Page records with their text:
□ □ □

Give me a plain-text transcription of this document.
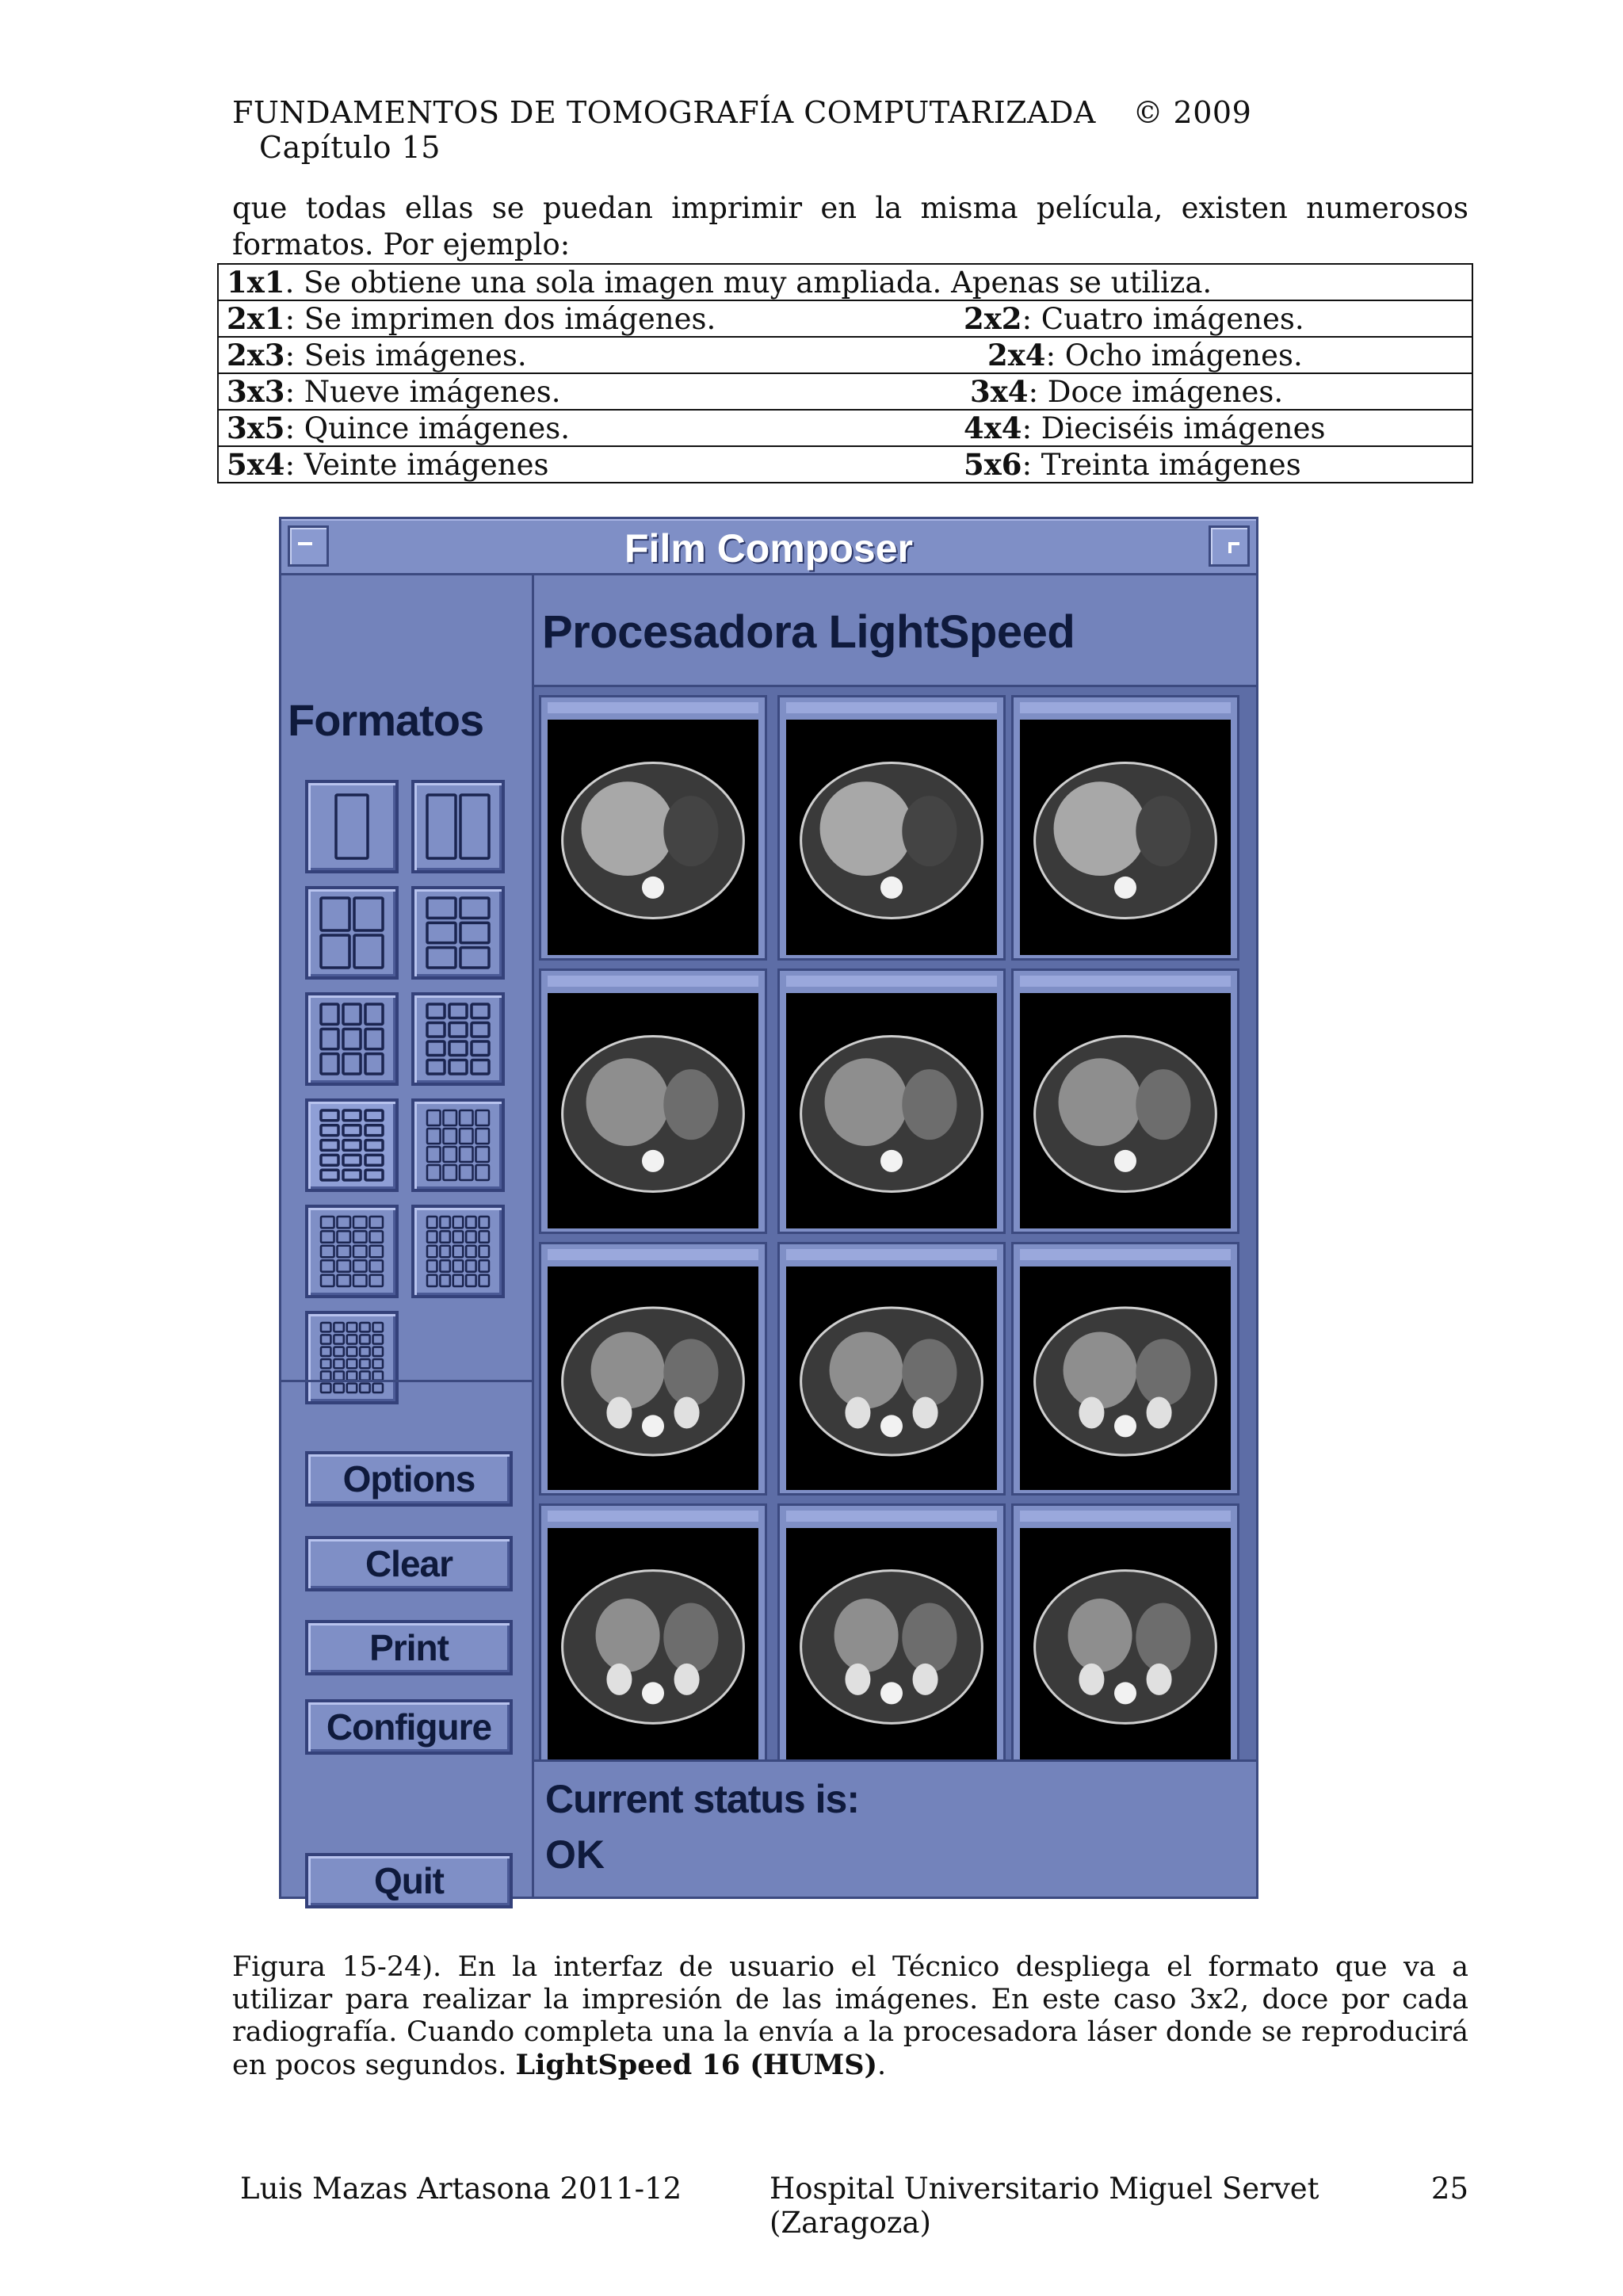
FUNDAMENTOS DE TOMOGRAFÍA COMPUTARIZADA © 2009 Capítulo 15
que todas ellas se puedan imprimir en la misma película, existen numerosos formatos. Por ejemplo:
1x1. Se obtiene una sola imagen muy ampliada. Apenas se utiliza.	
2x1: Se imprimen dos imágenes.	2x2: Cuatro imágenes.
2x3: Seis imágenes.	2x4: Ocho imágenes.
3x3: Nueve imágenes.	3x4: Doce imágenes.
3x5: Quince imágenes.	4x4: Dieciséis imágenes
5x4: Veinte imágenes	5x6: Treinta imágenes
Film Composer
Formatos
Options
Clear
Print
Configure
Quit
Procesadora LightSpeed
Current status is:
OK
Figura 15-24). En la interfaz de usuario el Técnico despliega el formato que va a utilizar para realizar la impresión de las imágenes. En este caso 3x2, doce por cada radiografía. Cuando completa una la envía a la procesadora láser donde se reproducirá en pocos segundos. LightSpeed 16 (HUMS).
Luis Mazas Artasona 2011-12	Hospital Universitario Miguel Servet (Zaragoza)
25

□ □ □

# [Your goal]
Work out how many lines above contain the word "imágenes". Give only the number.

# [Your solution]
6